**Exercise goal**
Can you retype every record below exactly as written?

**Data records**

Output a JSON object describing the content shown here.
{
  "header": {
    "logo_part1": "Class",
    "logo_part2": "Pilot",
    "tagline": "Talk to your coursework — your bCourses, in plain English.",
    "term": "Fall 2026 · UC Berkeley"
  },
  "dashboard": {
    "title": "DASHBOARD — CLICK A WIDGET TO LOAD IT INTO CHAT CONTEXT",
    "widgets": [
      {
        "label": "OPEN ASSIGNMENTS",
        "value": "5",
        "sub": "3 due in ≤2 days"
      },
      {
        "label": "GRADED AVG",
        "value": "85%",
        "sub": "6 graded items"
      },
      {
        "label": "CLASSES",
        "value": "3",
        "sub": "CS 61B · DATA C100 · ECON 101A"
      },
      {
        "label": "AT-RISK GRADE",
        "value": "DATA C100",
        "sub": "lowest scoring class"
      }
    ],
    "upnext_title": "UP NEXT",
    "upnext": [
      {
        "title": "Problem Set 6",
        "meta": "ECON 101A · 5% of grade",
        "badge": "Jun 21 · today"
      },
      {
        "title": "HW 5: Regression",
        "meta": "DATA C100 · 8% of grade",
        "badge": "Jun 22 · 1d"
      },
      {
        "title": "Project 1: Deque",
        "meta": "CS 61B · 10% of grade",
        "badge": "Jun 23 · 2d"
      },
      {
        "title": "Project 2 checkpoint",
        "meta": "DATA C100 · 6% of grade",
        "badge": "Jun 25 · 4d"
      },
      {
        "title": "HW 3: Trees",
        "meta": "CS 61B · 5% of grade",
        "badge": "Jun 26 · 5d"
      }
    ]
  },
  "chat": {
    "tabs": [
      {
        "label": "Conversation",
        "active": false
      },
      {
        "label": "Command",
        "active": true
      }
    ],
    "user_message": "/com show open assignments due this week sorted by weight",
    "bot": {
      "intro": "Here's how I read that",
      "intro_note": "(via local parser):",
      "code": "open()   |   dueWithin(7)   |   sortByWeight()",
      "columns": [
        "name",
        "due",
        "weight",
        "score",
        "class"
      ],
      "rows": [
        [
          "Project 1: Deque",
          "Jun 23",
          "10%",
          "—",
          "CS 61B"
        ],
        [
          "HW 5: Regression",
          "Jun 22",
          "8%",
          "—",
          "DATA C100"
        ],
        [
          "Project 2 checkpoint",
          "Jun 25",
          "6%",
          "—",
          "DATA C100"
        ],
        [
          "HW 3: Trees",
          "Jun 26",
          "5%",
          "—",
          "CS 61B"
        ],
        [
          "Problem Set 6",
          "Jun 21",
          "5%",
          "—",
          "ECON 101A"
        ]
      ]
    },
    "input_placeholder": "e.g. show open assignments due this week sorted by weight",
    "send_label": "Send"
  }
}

**Exercise solution**
Output a JSON object describing the content shown here.
{
  "header": {
    "logo_part1": "Class",
    "logo_part2": "Pilot",
    "tagline": "Talk to your coursework — your bCourses, in plain English.",
    "term": "Fall 2026 · UC Berkeley"
  },
  "dashboard": {
    "title": "DASHBOARD — CLICK A WIDGET TO LOAD IT INTO CHAT CONTEXT",
    "widgets": [
      {
        "label": "OPEN ASSIGNMENTS",
        "value": "5",
        "sub": "3 due in ≤2 days"
      },
      {
        "label": "GRADED AVG",
        "value": "85%",
        "sub": "6 graded items"
      },
      {
        "label": "CLASSES",
        "value": "3",
        "sub": "CS 61B · DATA C100 · ECON 101A"
      },
      {
        "label": "AT-RISK GRADE",
        "value": "DATA C100",
        "sub": "lowest scoring class"
      }
    ],
    "upnext_title": "UP NEXT",
    "upnext": [
      {
        "title": "Problem Set 6",
        "meta": "ECON 101A · 5% of grade",
        "badge": "Jun 21 · today"
      },
      {
        "title": "HW 5: Regression",
        "meta": "DATA C100 · 8% of grade",
        "badge": "Jun 22 · 1d"
      },
      {
        "title": "Project 1: Deque",
        "meta": "CS 61B · 10% of grade",
        "badge": "Jun 23 · 2d"
      },
      {
        "title": "Project 2 checkpoint",
        "meta": "DATA C100 · 6% of grade",
        "badge": "Jun 25 · 4d"
      },
      {
        "title": "HW 3: Trees",
        "meta": "CS 61B · 5% of grade",
        "badge": "Jun 26 · 5d"
      }
    ]
  },
  "chat": {
    "tabs": [
      {
        "label": "Conversation",
        "active": false
      },
      {
        "label": "Command",
        "active": true
      }
    ],
    "user_message": "/com show open assignments due this week sorted by weight",
    "bot": {
      "intro": "Here's how I read that",
      "intro_note": "(via local parser):",
      "code": "open()   |   dueWithin(7)   |   sortByWeight()",
      "columns": [
        "name",
        "due",
        "weight",
        "score",
        "class"
      ],
      "rows": [
        [
          "Project 1: Deque",
          "Jun 23",
          "10%",
          "—",
          "CS 61B"
        ],
        [
          "HW 5: Regression",
          "Jun 22",
          "8%",
          "—",
          "DATA C100"
        ],
        [
          "Project 2 checkpoint",
          "Jun 25",
          "6%",
          "—",
          "DATA C100"
        ],
        [
          "HW 3: Trees",
          "Jun 26",
          "5%",
          "—",
          "CS 61B"
        ],
        [
          "Problem Set 6",
          "Jun 21",
          "5%",
          "—",
          "ECON 101A"
        ]
      ]
    },
    "input_placeholder": "e.g. show open assignments due this week sorted by weight",
    "send_label": "Send"
  }
}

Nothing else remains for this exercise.